_Task to carry out_. Nothing before the line containing "Type out the text in this image." belongs in the answer; quote that line and all lines after it through the end of the material, word for word.

Extracted data entries:
════════════════

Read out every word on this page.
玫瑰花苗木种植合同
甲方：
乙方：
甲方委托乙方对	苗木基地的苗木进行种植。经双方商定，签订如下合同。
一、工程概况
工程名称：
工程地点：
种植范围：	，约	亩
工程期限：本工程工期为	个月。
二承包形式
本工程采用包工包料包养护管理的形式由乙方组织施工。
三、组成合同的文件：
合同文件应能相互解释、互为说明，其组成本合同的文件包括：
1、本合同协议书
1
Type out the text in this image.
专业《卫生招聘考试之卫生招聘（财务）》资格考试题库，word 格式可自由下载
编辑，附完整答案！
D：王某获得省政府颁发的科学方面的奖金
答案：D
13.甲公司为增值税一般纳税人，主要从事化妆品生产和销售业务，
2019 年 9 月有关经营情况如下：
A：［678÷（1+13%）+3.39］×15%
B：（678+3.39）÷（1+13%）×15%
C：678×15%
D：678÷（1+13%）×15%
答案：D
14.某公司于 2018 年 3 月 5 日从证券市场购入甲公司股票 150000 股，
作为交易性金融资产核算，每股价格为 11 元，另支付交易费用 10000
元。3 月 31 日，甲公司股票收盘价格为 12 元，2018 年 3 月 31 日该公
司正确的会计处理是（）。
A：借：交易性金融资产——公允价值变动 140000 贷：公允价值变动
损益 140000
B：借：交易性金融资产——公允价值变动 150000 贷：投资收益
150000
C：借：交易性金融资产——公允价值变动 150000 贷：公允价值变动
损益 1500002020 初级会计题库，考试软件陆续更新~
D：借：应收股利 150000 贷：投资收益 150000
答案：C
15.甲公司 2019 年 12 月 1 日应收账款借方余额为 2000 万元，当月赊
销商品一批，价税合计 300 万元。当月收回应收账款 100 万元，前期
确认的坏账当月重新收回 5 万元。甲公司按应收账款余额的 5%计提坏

════════════════

_Task response_.
Type out the text in this image.
专业《卫生招聘考试之卫生招聘（财务）》资格考试题库，word 格式可自由下载
编辑，附完整答案！
D：王某获得省政府颁发的科学方面的奖金
答案：D
13.甲公司为增值税一般纳税人，主要从事化妆品生产和销售业务，
2019 年 9 月有关经营情况如下：
A：［678÷（1+13%）+3.39］×15%
B：（678+3.39）÷（1+13%）×15%
C：678×15%
D：678÷（1+13%）×15%
答案：D
14.某公司于 2018 年 3 月 5 日从证券市场购入甲公司股票 150000 股，
作为交易性金融资产核算，每股价格为 11 元，另支付交易费用 10000
元。3 月 31 日，甲公司股票收盘价格为 12 元，2018 年 3 月 31 日该公
司正确的会计处理是（）。
A：借：交易性金融资产——公允价值变动 140000 贷：公允价值变动
损益 140000
B：借：交易性金融资产——公允价值变动 150000 贷：投资收益
150000
C：借：交易性金融资产——公允价值变动 150000 贷：公允价值变动
损益 1500002020 初级会计题库，考试软件陆续更新~
D：借：应收股利 150000 贷：投资收益 150000
答案：C
15.甲公司 2019 年 12 月 1 日应收账款借方余额为 2000 万元，当月赊
销商品一批，价税合计 300 万元。当月收回应收账款 100 万元，前期
确认的坏账当月重新收回 5 万元。甲公司按应收账款余额的 5%计提坏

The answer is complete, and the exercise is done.